PROBLEM STATEMENT: Copy out each line exactly; pictures stay out of the copy.

Entries from a dataset:
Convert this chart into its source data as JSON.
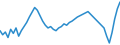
{
  "values": [
    38,
    32,
    36,
    28,
    40,
    34,
    42,
    30,
    38,
    44,
    50,
    58,
    65,
    72,
    68,
    60,
    52,
    46,
    42,
    44,
    40,
    38,
    42,
    44,
    48,
    46,
    50,
    52,
    55,
    58,
    60,
    62,
    64,
    66,
    62,
    58,
    54,
    50,
    46,
    42,
    30,
    20,
    35,
    55,
    70,
    80
  ],
  "line_color": "#2b8ccc",
  "background_color": "#ffffff",
  "linewidth": 1.1
}
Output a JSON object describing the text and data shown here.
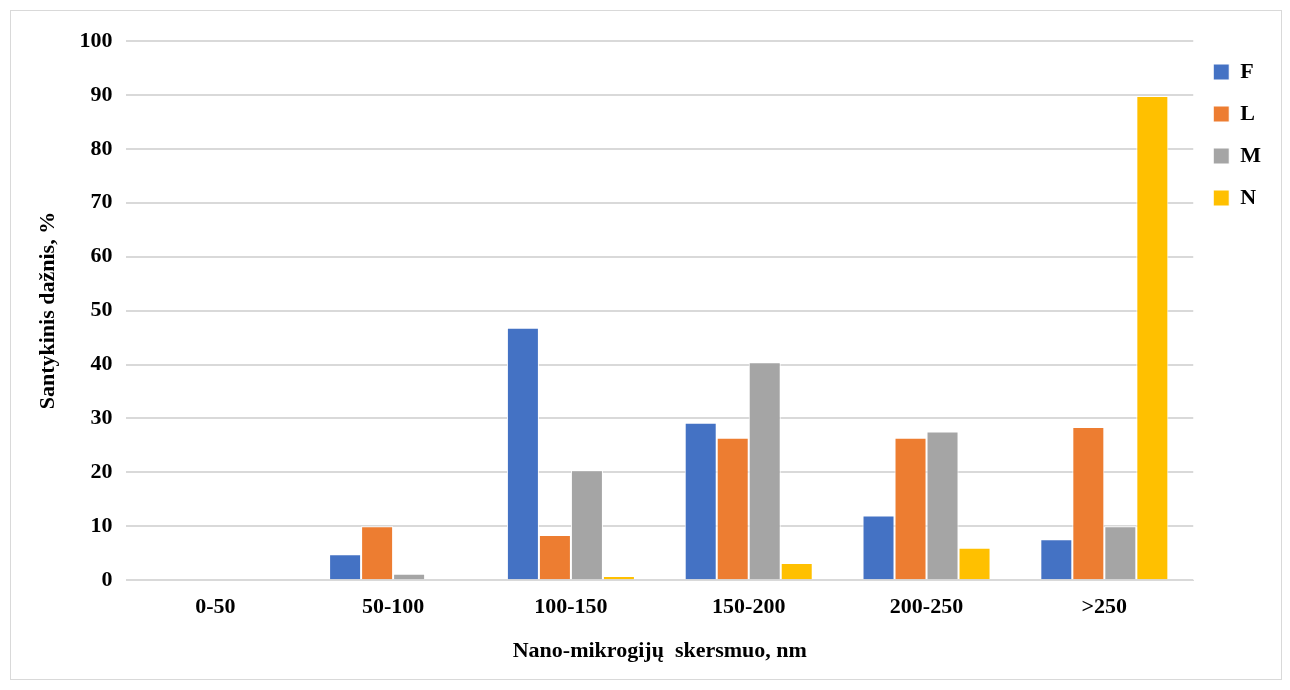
{
  "chart_data": {
    "type": "bar",
    "xlabel": "Nano-mikrogijų  skersmuo, nm",
    "ylabel": "Santykinis dažnis, %",
    "categories": [
      "0-50",
      "50-100",
      "100-150",
      "150-200",
      "200-250",
      ">250"
    ],
    "series": [
      {
        "name": "F",
        "color": "#4472c4",
        "values": [
          0,
          4.8,
          46.8,
          29.2,
          12.0,
          7.6
        ]
      },
      {
        "name": "L",
        "color": "#ed7d31",
        "values": [
          0,
          10.0,
          8.4,
          26.4,
          26.4,
          28.4
        ]
      },
      {
        "name": "M",
        "color": "#a5a5a5",
        "values": [
          0,
          1.2,
          20.4,
          40.4,
          27.6,
          10.0
        ]
      },
      {
        "name": "N",
        "color": "#ffc000",
        "values": [
          0,
          0,
          0.8,
          3.2,
          6.0,
          89.8
        ]
      }
    ],
    "ylim": [
      0,
      100
    ],
    "yticks": [
      0,
      10,
      20,
      30,
      40,
      50,
      60,
      70,
      80,
      90,
      100
    ],
    "grid": "y",
    "legend": "top right"
  }
}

ANSWER BELOW:
Convert this chart into its source data as JSON.
{
  "values": [
    38,
    32,
    36,
    28,
    40,
    34,
    42,
    30,
    38,
    44,
    50,
    58,
    65,
    72,
    68,
    60,
    52,
    46,
    42,
    44,
    40,
    38,
    42,
    44,
    48,
    46,
    50,
    52,
    55,
    58,
    60,
    62,
    64,
    66,
    62,
    58,
    54,
    50,
    46,
    42,
    30,
    20,
    35,
    55,
    70,
    80
  ],
  "line_color": "#2b8ccc",
  "background_color": "#ffffff",
  "linewidth": 1.1
}
Output a JSON object describing the text and data shown here.
{
  "chart_data": {
    "type": "bar",
    "xlabel": "Nano-mikrogijų  skersmuo, nm",
    "ylabel": "Santykinis dažnis, %",
    "categories": [
      "0-50",
      "50-100",
      "100-150",
      "150-200",
      "200-250",
      ">250"
    ],
    "series": [
      {
        "name": "F",
        "color": "#4472c4",
        "values": [
          0,
          4.8,
          46.8,
          29.2,
          12.0,
          7.6
        ]
      },
      {
        "name": "L",
        "color": "#ed7d31",
        "values": [
          0,
          10.0,
          8.4,
          26.4,
          26.4,
          28.4
        ]
      },
      {
        "name": "M",
        "color": "#a5a5a5",
        "values": [
          0,
          1.2,
          20.4,
          40.4,
          27.6,
          10.0
        ]
      },
      {
        "name": "N",
        "color": "#ffc000",
        "values": [
          0,
          0,
          0.8,
          3.2,
          6.0,
          89.8
        ]
      }
    ],
    "ylim": [
      0,
      100
    ],
    "yticks": [
      0,
      10,
      20,
      30,
      40,
      50,
      60,
      70,
      80,
      90,
      100
    ],
    "grid": "y",
    "legend": "top right"
  }
}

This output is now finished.